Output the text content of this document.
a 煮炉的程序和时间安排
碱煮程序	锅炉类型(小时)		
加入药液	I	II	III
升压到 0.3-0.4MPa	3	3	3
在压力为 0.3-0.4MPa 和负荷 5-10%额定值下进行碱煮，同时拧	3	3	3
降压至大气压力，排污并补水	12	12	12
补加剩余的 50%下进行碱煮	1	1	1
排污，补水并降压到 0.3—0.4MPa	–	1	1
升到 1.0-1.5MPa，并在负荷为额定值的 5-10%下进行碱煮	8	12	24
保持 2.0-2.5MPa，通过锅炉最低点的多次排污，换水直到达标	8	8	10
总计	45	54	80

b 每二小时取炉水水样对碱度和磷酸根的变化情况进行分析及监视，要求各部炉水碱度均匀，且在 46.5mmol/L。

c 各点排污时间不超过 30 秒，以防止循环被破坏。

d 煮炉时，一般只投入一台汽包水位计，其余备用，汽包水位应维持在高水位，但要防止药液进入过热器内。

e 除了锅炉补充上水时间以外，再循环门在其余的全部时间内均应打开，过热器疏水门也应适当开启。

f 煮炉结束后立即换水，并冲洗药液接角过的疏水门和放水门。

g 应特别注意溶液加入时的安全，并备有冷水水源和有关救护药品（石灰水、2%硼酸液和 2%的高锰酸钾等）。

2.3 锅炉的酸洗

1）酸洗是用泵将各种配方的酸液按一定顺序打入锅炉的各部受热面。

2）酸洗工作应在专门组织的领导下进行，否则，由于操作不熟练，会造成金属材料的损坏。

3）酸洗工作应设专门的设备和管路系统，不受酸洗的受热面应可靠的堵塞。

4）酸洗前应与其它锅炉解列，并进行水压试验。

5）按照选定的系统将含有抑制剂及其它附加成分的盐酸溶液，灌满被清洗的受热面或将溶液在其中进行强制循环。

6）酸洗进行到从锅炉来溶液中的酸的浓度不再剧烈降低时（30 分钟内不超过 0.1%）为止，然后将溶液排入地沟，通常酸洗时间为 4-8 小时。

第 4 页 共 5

--------

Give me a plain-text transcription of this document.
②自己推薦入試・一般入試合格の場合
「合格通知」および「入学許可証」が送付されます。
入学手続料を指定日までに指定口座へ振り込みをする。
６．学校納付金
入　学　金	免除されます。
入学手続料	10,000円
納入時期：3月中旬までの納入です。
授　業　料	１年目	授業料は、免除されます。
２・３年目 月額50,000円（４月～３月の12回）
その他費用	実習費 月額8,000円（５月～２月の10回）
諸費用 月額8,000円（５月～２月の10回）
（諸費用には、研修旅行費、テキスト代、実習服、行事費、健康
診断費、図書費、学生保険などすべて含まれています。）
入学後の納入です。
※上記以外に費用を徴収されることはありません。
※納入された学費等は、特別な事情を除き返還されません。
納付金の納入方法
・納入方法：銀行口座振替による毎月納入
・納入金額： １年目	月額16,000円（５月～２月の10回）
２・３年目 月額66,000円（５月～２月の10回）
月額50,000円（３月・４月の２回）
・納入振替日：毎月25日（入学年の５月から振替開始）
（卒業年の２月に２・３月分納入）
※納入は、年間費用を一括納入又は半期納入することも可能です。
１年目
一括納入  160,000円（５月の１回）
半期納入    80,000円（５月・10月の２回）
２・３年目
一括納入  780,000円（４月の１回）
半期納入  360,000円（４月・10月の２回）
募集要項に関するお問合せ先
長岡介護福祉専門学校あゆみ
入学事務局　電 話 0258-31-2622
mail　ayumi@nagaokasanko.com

--------

:: What is needed ::
Find each line that has the word "document", then copy it out.

:: Answer to the exercise ::
Output the text content of this document.
Give me a plain-text transcription of this document.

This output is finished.